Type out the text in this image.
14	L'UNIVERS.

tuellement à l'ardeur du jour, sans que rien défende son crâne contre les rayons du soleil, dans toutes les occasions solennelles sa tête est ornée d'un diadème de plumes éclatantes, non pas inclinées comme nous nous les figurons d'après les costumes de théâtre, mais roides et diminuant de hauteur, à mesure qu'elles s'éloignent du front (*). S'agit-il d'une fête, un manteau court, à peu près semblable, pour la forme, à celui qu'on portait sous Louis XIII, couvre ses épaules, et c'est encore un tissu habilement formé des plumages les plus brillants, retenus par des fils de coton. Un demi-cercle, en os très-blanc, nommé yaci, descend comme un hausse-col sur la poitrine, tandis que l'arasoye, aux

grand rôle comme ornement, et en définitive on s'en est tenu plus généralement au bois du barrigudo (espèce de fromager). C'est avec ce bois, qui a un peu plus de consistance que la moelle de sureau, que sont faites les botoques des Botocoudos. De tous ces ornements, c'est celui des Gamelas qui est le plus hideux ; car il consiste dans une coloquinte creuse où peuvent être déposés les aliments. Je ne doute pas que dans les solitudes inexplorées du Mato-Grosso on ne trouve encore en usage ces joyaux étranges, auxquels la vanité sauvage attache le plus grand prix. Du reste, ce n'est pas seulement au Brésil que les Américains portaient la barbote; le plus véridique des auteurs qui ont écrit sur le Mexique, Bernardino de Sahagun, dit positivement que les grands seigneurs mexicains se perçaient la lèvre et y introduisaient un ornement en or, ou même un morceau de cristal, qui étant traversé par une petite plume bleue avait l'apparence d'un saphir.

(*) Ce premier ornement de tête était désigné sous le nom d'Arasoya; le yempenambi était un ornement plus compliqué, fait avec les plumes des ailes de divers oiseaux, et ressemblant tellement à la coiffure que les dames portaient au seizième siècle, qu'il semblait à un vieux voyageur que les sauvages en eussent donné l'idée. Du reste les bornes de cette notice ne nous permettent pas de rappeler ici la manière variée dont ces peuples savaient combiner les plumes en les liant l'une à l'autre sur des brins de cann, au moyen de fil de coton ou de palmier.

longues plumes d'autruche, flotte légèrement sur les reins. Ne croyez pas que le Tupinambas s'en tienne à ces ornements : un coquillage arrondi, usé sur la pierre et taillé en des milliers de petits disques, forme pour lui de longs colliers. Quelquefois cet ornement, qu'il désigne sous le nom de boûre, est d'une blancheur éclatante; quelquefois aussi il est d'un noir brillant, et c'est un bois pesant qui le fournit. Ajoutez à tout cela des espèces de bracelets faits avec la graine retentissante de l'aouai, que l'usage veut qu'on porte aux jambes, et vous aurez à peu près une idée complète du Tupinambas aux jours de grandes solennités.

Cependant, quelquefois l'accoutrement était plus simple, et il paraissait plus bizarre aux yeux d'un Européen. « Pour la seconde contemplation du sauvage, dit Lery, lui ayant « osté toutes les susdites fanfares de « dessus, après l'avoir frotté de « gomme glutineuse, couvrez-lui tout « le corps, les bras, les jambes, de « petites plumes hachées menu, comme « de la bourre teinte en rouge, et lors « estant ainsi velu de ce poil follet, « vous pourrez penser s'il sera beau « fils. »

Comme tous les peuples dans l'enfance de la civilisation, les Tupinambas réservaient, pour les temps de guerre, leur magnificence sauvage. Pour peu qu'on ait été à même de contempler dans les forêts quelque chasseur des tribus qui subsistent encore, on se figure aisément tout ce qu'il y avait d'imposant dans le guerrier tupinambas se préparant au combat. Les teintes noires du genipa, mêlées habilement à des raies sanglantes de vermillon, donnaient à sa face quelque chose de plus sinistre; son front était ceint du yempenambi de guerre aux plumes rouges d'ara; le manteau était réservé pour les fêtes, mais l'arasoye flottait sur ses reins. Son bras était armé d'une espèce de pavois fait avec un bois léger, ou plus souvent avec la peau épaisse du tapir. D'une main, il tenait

▬▬▬▬▬▬▬▬▬▬

Problem to solve –
Faithfully reproduce all of the records, character for character.

Task answer –
Type out the text in this image.
14	L'UNIVERS.

tuellement à l'ardeur du jour, sans que rien défende son crâne contre les rayons du soleil, dans toutes les occasions solennelles sa tête est ornée d'un diadème de plumes éclatantes, non pas inclinées comme nous nous les figurons d'après les costumes de théâtre, mais roides et diminuant de hauteur, à mesure qu'elles s'éloignent du front (*). S'agit-il d'une fête, un manteau court, à peu près semblable, pour la forme, à celui qu'on portait sous Louis XIII, couvre ses épaules, et c'est encore un tissu habilement formé des plumages les plus brillants, retenus par des fils de coton. Un demi-cercle, en os très-blanc, nommé yaci, descend comme un hausse-col sur la poitrine, tandis que l'arasoye, aux

grand rôle comme ornement, et en définitive on s'en est tenu plus généralement au bois du barrigudo (espèce de fromager). C'est avec ce bois, qui a un peu plus de consistance que la moelle de sureau, que sont faites les botoques des Botocoudos. De tous ces ornements, c'est celui des Gamelas qui est le plus hideux ; car il consiste dans une coloquinte creuse où peuvent être déposés les aliments. Je ne doute pas que dans les solitudes inexplorées du Mato-Grosso on ne trouve encore en usage ces joyaux étranges, auxquels la vanité sauvage attache le plus grand prix. Du reste, ce n'est pas seulement au Brésil que les Américains portaient la barbote; le plus véridique des auteurs qui ont écrit sur le Mexique, Bernardino de Sahagun, dit positivement que les grands seigneurs mexicains se perçaient la lèvre et y introduisaient un ornement en or, ou même un morceau de cristal, qui étant traversé par une petite plume bleue avait l'apparence d'un saphir.

(*) Ce premier ornement de tête était désigné sous le nom d'Arasoya; le yempenambi était un ornement plus compliqué, fait avec les plumes des ailes de divers oiseaux, et ressemblant tellement à la coiffure que les dames portaient au seizième siècle, qu'il semblait à un vieux voyageur que les sauvages en eussent donné l'idée. Du reste les bornes de cette notice ne nous permettent pas de rappeler ici la manière variée dont ces peuples savaient combiner les plumes en les liant l'une à l'autre sur des brins de cann, au moyen de fil de coton ou de palmier.

longues plumes d'autruche, flotte légèrement sur les reins. Ne croyez pas que le Tupinambas s'en tienne à ces ornements : un coquillage arrondi, usé sur la pierre et taillé en des milliers de petits disques, forme pour lui de longs colliers. Quelquefois cet ornement, qu'il désigne sous le nom de boûre, est d'une blancheur éclatante; quelquefois aussi il est d'un noir brillant, et c'est un bois pesant qui le fournit. Ajoutez à tout cela des espèces de bracelets faits avec la graine retentissante de l'aouai, que l'usage veut qu'on porte aux jambes, et vous aurez à peu près une idée complète du Tupinambas aux jours de grandes solennités.

Cependant, quelquefois l'accoutrement était plus simple, et il paraissait plus bizarre aux yeux d'un Européen. « Pour la seconde contemplation du sauvage, dit Lery, lui ayant « osté toutes les susdites fanfares de « dessus, après l'avoir frotté de « gomme glutineuse, couvrez-lui tout « le corps, les bras, les jambes, de « petites plumes hachées menu, comme « de la bourre teinte en rouge, et lors « estant ainsi velu de ce poil follet, « vous pourrez penser s'il sera beau « fils. »

Comme tous les peuples dans l'enfance de la civilisation, les Tupinambas réservaient, pour les temps de guerre, leur magnificence sauvage. Pour peu qu'on ait été à même de contempler dans les forêts quelque chasseur des tribus qui subsistent encore, on se figure aisément tout ce qu'il y avait d'imposant dans le guerrier tupinambas se préparant au combat. Les teintes noires du genipa, mêlées habilement à des raies sanglantes de vermillon, donnaient à sa face quelque chose de plus sinistre; son front était ceint du yempenambi de guerre aux plumes rouges d'ara; le manteau était réservé pour les fêtes, mais l'arasoye flottait sur ses reins. Son bras était armé d'une espèce de pavois fait avec un bois léger, ou plus souvent avec la peau épaisse du tapir. D'une main, il tenait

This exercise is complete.